## begin Records provided
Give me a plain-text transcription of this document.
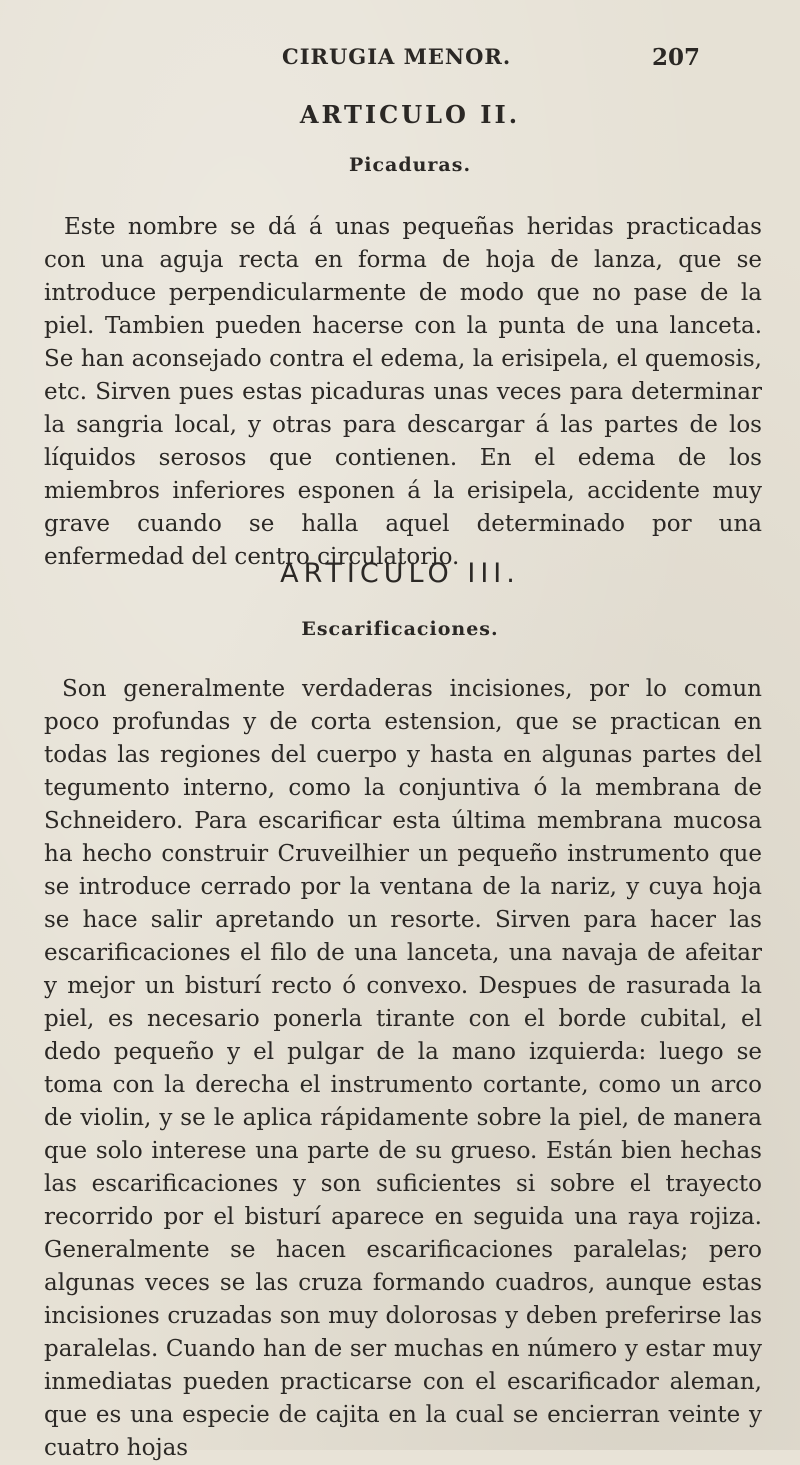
CIRUGIA MENOR.	207
ARTICULO II.
Picaduras.

Este nombre se dá á unas pequeñas heridas practicadas con una aguja recta en forma de hoja de lanza, que se introduce perpendicularmente de modo que no pase de la piel. Tambien pueden hacerse con la punta de una lanceta. Se han aconsejado contra el edema, la erisipela, el quemosis, etc. Sirven pues estas picaduras unas veces para determinar la sangria local, y otras para descargar á las partes de los líquidos serosos que contienen. En el edema de los miembros inferiores esponen á la erisipela, accidente muy grave cuando se halla aquel determinado por una enfermedad del centro circulatorio.

ARTICULO III.
Escarificaciones.

Son generalmente verdaderas incisiones, por lo comun poco profundas y de corta estension, que se practican en todas las regiones del cuerpo y hasta en algunas partes del tegumento interno, como la conjuntiva ó la membrana de Schneidero. Para escarificar esta última membrana mucosa ha hecho construir Cruveilhier un pequeño instrumento que se introduce cerrado por la ventana de la nariz, y cuya hoja se hace salir apretando un resorte. Sirven para hacer las escarificaciones el filo de una lanceta, una navaja de afeitar y mejor un bisturí recto ó convexo. Despues de rasurada la piel, es necesario ponerla tirante con el borde cubital, el dedo pequeño y el pulgar de la mano izquierda: luego se toma con la derecha el instrumento cortante, como un arco de violin, y se le aplica rápidamente sobre la piel, de manera que solo interese una parte de su grueso. Están bien hechas las escarificaciones y son suficientes si sobre el trayecto recorrido por el bisturí aparece en seguida una raya rojiza. Generalmente se hacen escarificaciones paralelas; pero algunas veces se las cruza formando cuadros, aunque estas incisiones cruzadas son muy dolorosas y deben preferirse las paralelas. Cuando han de ser muchas en número y estar muy inmediatas pueden practicarse con el escarificador aleman, que es una especie de cajita en la cual se encierran veinte y cuatro hojas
## end Records provided
• Instructions for the task:
Would you return the data exactly as written, without the pictures?

• Worked answer:
Give me a plain-text transcription of this document.
CIRUGIA MENOR.	207
ARTICULO II.
Picaduras.

Este nombre se dá á unas pequeñas heridas practicadas con una aguja recta en forma de hoja de lanza, que se introduce perpendicularmente de modo que no pase de la piel. Tambien pueden hacerse con la punta de una lanceta. Se han aconsejado contra el edema, la erisipela, el quemosis, etc. Sirven pues estas picaduras unas veces para determinar la sangria local, y otras para descargar á las partes de los líquidos serosos que contienen. En el edema de los miembros inferiores esponen á la erisipela, accidente muy grave cuando se halla aquel determinado por una enfermedad del centro circulatorio.

ARTICULO III.
Escarificaciones.

Son generalmente verdaderas incisiones, por lo comun poco profundas y de corta estension, que se practican en todas las regiones del cuerpo y hasta en algunas partes del tegumento interno, como la conjuntiva ó la membrana de Schneidero. Para escarificar esta última membrana mucosa ha hecho construir Cruveilhier un pequeño instrumento que se introduce cerrado por la ventana de la nariz, y cuya hoja se hace salir apretando un resorte. Sirven para hacer las escarificaciones el filo de una lanceta, una navaja de afeitar y mejor un bisturí recto ó convexo. Despues de rasurada la piel, es necesario ponerla tirante con el borde cubital, el dedo pequeño y el pulgar de la mano izquierda: luego se toma con la derecha el instrumento cortante, como un arco de violin, y se le aplica rápidamente sobre la piel, de manera que solo interese una parte de su grueso. Están bien hechas las escarificaciones y son suficientes si sobre el trayecto recorrido por el bisturí aparece en seguida una raya rojiza. Generalmente se hacen escarificaciones paralelas; pero algunas veces se las cruza formando cuadros, aunque estas incisiones cruzadas son muy dolorosas y deben preferirse las paralelas. Cuando han de ser muchas en número y estar muy inmediatas pueden practicarse con el escarificador aleman, que es una especie de cajita en la cual se encierran veinte y cuatro hojas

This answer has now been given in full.